START SUPPLIED PASSAGE

Both the Yellow Dog River site and the Mulligan Creek site would be directly impacted by the controversial 595 road project, which threatens to rip open the wild heart of Marquette County, pushing another paved ‘’county road project’ through 22 miles of remote wild lands, stream and river crossings, wetlands, wildlife corridors, etc. The Marquette County Road Commission’s lawsuit against the Environmental Protection Agency (EPA) was filed July 10th, 2015, based on the EPA’s decision to protect Marquette County’s vital watersheds and wetlands from destruction.

According to Heideman, “A majority of local residents have never visited this area, and may not appreciate the beauty of Marquette County’s interior. We need to share the beauty of our wildest places and fragile wetlands, frequented by moose and eagles and wolves — and threatened by incremental industrialism, resource extraction and reckless development. We invite folks to experience these ecosystems first-hand, and learn what could be lost if the CR-595 highway was ever allowed to go through,” says Heideman.

END SUPPLIED PASSAGE
START EXTRACTED DATA

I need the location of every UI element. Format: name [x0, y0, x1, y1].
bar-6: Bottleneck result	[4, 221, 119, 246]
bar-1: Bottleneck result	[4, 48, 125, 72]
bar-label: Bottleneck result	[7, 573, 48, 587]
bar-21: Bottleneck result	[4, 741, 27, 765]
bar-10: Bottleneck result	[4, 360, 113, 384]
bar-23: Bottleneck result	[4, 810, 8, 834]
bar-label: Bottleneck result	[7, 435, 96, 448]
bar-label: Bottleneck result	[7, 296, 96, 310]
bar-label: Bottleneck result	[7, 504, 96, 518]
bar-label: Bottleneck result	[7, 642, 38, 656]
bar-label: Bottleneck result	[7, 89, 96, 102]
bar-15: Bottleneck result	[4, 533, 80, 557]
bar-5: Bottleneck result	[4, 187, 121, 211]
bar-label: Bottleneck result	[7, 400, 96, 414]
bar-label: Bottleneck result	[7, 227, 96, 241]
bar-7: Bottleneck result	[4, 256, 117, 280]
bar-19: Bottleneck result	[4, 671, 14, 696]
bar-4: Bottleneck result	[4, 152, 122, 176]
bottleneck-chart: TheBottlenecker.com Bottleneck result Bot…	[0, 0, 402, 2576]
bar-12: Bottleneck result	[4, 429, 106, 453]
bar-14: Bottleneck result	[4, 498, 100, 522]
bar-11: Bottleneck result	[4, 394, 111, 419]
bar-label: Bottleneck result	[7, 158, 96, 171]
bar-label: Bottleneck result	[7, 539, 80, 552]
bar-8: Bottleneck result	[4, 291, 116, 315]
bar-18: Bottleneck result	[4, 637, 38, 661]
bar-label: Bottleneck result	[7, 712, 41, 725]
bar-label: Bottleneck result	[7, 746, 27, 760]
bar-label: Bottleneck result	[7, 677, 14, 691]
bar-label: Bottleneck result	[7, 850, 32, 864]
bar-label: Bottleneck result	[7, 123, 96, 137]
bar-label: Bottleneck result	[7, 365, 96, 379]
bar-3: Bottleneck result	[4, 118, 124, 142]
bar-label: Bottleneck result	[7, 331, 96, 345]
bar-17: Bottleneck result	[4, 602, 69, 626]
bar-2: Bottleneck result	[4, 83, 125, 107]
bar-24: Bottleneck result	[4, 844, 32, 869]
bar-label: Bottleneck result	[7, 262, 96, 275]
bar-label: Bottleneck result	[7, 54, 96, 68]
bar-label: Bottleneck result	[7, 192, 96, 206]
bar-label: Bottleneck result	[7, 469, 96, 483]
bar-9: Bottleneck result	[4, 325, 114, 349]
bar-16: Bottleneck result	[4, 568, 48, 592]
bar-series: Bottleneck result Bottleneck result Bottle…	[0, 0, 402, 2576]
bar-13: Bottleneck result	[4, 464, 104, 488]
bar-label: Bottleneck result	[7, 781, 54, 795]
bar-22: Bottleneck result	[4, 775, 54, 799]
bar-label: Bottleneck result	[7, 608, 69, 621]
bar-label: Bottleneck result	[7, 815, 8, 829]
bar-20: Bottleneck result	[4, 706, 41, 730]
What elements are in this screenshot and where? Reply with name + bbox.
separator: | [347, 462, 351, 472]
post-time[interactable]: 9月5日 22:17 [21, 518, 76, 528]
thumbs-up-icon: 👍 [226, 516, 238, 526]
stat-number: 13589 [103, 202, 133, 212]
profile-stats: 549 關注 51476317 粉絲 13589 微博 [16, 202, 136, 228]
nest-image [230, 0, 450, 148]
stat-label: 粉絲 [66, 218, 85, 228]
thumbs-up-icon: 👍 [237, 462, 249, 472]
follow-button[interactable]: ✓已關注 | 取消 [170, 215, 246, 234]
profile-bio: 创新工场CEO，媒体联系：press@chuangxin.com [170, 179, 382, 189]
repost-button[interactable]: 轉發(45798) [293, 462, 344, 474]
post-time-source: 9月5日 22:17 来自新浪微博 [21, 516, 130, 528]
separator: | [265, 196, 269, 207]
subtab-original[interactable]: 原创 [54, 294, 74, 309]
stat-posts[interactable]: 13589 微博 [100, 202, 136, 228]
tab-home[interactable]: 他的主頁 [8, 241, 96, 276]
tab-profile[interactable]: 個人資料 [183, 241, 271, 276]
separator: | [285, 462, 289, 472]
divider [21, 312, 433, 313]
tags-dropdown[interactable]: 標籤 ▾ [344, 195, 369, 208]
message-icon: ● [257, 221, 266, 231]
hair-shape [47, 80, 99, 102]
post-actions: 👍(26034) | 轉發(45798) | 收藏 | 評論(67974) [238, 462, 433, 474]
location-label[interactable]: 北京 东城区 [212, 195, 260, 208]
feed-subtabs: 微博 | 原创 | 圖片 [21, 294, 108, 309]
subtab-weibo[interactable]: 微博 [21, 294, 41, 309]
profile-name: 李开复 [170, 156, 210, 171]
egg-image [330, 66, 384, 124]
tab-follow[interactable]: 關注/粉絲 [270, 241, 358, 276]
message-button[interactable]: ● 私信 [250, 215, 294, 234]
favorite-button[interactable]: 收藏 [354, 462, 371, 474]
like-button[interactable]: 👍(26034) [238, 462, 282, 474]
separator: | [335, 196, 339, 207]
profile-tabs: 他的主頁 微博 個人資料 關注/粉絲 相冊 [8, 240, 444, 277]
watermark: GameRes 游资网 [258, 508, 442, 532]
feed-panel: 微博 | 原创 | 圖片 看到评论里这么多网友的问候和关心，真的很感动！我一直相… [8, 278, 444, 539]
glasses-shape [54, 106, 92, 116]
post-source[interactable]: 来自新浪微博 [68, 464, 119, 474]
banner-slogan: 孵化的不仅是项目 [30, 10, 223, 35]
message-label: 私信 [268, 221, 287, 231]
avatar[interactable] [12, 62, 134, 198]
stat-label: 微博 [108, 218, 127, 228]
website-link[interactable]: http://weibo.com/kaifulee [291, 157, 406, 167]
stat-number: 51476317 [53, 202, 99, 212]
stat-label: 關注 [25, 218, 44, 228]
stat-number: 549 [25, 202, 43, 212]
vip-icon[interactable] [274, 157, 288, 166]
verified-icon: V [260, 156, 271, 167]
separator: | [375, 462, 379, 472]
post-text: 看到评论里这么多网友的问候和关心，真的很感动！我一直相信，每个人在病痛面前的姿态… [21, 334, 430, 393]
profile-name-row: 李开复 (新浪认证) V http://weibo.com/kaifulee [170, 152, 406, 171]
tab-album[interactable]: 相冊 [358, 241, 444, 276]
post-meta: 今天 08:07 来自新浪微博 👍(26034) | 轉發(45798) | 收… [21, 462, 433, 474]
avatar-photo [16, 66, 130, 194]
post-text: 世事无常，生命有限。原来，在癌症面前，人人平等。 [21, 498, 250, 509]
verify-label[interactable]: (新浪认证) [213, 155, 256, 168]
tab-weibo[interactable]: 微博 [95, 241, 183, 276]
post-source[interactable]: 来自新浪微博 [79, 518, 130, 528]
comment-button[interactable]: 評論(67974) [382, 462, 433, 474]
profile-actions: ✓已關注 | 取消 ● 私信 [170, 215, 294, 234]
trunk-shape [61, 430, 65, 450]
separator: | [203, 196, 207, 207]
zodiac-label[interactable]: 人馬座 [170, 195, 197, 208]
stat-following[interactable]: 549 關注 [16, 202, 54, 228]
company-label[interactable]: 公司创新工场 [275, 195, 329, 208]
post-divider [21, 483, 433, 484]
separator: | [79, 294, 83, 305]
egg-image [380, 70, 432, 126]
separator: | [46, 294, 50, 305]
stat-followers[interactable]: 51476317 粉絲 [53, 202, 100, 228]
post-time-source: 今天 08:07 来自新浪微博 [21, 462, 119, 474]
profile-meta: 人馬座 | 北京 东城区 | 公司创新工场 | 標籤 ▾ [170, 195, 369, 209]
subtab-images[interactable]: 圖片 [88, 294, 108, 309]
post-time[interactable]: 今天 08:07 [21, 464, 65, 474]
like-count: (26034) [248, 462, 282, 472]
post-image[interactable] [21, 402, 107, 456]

END EXTRACTED DATA

### [EXERCISE OBJECTIVE]
Please return the full passage about the 595 road project word for word, with nothing added or left out.

### [TASK SOLUTION]
Both the Yellow Dog River site and the Mulligan Creek site would be directly impacted by the controversial 595 road project, which threatens to rip open the wild heart of Marquette County, pushing another paved ‘’county road project’ through 22 miles of remote wild lands, stream and river crossings, wetlands, wildlife corridors, etc. The Marquette County Road Commission’s lawsuit against the Environmental Protection Agency (EPA) was filed July 10th, 2015, based on the EPA’s decision to protect Marquette County’s vital watersheds and wetlands from destruction.

According to Heideman, “A majority of local residents have never visited this area, and may not appreciate the beauty of Marquette County’s interior. We need to share the beauty of our wildest places and fragile wetlands, frequented by moose and eagles and wolves — and threatened by incremental industrialism, resource extraction and reckless development. We invite folks to experience these ecosystems first-hand, and learn what could be lost if the CR-595 highway was ever allowed to go through,” says Heideman.